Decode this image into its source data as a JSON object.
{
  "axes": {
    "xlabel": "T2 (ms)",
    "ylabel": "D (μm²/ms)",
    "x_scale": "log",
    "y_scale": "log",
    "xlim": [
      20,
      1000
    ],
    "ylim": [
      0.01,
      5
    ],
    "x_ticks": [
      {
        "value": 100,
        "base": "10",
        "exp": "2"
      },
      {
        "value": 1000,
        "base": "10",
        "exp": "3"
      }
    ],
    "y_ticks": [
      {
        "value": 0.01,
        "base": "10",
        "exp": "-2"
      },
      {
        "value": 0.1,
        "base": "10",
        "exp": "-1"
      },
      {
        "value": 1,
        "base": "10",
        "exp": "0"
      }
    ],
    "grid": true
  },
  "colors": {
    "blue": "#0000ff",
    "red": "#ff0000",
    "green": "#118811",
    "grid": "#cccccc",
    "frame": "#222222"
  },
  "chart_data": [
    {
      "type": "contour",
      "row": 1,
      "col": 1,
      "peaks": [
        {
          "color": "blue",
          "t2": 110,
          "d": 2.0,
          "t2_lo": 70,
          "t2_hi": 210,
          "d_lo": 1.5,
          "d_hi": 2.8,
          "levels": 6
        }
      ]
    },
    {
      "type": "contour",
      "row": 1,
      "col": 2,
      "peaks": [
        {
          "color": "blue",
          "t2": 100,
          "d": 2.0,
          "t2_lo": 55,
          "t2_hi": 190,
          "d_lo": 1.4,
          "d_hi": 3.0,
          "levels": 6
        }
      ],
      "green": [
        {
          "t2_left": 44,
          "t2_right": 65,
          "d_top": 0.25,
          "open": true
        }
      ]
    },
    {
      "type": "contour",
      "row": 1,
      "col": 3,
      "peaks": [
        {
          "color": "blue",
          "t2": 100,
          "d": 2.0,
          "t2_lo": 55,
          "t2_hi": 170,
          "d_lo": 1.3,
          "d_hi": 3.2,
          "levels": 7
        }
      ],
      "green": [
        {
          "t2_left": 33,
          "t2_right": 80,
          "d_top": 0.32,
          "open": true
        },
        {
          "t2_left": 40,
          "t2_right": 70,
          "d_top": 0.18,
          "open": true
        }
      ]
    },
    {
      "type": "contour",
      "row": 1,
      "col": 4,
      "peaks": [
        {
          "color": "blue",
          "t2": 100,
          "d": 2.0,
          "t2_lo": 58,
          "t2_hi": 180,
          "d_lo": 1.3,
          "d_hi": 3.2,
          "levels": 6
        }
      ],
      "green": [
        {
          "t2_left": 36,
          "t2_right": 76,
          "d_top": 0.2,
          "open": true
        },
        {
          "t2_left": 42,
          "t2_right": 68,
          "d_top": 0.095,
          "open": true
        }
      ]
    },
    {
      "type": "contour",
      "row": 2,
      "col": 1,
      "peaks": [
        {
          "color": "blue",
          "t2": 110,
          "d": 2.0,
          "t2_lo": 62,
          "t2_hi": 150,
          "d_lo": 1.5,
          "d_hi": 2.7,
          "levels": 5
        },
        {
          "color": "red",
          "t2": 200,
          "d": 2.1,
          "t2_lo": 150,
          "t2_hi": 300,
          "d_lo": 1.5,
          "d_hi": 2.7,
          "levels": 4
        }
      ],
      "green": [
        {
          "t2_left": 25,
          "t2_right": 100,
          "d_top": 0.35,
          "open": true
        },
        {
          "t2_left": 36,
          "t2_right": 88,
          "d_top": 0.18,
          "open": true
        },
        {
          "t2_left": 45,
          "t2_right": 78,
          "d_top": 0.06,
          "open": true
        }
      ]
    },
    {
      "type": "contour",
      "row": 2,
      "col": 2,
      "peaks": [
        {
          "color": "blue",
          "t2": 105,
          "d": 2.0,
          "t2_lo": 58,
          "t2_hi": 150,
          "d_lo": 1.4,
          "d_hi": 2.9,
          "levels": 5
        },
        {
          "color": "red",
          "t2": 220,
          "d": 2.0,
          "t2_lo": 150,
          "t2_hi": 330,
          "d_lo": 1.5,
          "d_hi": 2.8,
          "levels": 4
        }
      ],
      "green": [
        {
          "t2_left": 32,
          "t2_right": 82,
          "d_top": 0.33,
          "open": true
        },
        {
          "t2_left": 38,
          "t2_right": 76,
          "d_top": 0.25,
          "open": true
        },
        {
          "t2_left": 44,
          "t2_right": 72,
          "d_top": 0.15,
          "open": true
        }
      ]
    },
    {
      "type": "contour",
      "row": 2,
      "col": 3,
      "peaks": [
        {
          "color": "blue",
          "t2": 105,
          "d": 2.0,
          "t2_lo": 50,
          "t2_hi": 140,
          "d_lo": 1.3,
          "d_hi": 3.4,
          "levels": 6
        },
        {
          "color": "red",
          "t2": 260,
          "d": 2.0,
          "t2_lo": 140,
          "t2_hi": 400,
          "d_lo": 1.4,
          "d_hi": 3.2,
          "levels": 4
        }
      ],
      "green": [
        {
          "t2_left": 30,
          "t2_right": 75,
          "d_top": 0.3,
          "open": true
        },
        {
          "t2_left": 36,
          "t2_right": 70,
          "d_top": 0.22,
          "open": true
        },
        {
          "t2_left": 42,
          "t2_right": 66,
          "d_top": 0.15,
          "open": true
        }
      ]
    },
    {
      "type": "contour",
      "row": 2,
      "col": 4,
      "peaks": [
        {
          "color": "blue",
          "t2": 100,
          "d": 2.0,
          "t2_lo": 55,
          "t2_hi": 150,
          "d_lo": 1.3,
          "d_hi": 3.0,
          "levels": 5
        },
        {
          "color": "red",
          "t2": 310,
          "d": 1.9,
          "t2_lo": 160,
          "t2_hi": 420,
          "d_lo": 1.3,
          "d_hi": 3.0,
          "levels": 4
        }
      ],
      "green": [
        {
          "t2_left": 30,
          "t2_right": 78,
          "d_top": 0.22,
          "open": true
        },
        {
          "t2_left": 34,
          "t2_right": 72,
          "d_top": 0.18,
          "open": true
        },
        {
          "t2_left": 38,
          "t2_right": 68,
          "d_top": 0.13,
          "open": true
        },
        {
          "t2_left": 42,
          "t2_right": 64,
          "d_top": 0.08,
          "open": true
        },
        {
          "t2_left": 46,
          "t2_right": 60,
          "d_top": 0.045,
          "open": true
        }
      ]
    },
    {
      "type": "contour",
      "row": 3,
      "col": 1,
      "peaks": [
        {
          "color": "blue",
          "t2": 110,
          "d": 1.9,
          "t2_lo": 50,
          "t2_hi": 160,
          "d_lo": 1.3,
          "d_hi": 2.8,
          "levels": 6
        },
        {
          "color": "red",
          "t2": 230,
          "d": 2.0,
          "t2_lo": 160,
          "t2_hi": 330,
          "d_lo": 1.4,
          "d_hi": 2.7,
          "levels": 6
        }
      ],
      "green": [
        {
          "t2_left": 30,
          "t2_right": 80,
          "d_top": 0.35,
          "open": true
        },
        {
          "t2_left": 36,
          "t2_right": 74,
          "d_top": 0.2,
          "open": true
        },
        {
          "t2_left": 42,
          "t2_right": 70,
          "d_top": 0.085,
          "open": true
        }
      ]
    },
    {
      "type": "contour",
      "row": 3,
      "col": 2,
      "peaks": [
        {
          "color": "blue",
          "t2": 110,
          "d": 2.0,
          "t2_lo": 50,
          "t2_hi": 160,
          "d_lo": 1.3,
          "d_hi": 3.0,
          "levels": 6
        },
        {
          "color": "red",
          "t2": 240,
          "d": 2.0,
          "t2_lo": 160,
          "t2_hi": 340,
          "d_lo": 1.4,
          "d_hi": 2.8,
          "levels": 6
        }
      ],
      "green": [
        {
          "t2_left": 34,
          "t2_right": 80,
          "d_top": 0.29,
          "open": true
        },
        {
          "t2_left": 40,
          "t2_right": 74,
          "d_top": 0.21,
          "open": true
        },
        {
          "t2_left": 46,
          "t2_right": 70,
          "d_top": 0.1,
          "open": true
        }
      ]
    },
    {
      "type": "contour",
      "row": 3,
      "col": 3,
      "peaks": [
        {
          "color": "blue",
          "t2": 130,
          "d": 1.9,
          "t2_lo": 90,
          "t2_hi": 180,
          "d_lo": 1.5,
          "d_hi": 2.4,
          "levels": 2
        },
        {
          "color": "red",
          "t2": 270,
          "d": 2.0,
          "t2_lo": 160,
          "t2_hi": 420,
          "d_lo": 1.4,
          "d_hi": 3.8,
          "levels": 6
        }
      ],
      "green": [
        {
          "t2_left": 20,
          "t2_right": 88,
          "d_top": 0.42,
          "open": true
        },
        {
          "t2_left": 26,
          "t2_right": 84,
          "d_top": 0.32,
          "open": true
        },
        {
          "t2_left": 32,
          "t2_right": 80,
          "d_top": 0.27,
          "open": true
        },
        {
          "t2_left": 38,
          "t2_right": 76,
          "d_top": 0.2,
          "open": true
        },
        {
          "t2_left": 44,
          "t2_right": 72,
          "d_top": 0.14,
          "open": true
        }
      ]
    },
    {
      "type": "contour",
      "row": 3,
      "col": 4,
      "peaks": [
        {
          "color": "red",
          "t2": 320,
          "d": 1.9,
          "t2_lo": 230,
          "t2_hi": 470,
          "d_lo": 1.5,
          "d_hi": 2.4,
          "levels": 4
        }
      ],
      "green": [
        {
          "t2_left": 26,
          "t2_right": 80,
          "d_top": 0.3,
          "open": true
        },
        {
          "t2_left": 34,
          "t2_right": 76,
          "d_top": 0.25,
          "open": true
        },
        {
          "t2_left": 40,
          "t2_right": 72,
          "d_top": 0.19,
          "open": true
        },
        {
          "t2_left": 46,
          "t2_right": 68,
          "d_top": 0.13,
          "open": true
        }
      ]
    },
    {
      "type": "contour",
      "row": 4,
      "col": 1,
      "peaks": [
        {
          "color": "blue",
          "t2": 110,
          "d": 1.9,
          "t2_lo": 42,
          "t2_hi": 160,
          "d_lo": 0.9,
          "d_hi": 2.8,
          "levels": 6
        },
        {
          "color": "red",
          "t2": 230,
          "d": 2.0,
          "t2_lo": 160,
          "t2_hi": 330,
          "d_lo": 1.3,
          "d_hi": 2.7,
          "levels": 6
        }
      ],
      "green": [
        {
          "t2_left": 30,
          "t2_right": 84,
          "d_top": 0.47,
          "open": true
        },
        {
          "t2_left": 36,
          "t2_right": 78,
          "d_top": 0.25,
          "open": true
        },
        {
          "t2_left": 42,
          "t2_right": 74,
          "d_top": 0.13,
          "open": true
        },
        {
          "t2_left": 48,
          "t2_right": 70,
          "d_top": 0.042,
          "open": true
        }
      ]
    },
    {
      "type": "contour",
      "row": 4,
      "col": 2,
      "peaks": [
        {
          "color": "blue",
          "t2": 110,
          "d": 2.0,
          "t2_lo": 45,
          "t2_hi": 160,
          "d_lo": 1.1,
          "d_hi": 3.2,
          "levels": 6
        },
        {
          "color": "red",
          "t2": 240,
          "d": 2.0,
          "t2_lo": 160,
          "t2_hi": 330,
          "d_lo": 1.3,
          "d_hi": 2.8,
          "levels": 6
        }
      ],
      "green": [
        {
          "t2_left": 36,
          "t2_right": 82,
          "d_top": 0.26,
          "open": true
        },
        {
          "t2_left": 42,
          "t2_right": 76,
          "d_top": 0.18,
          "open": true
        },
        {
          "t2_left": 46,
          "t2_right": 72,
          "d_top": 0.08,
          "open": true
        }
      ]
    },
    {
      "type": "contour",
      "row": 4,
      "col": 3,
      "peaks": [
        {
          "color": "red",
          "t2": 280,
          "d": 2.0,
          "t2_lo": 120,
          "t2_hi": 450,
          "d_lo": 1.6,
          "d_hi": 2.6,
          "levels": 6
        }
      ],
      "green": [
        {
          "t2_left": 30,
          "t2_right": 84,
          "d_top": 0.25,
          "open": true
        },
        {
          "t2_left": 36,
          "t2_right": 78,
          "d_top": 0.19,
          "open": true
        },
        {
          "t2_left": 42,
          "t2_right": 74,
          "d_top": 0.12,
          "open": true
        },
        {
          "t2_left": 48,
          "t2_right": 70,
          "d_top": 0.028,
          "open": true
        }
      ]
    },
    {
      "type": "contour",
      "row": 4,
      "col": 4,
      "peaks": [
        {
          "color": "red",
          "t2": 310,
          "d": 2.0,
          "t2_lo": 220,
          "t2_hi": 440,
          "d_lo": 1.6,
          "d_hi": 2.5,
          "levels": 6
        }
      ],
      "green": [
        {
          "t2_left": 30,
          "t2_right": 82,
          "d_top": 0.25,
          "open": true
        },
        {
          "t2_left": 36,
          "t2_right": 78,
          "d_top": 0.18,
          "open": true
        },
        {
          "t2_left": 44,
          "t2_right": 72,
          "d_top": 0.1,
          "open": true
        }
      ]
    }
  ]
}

· · · ·

Direction:
Only lines that contain the word "value" are wanted; copy each of them.

Worked answer:
        "value": 100,
        "value": 1000,
        "value": 0.01,
        "value": 0.1,
        "value": 1,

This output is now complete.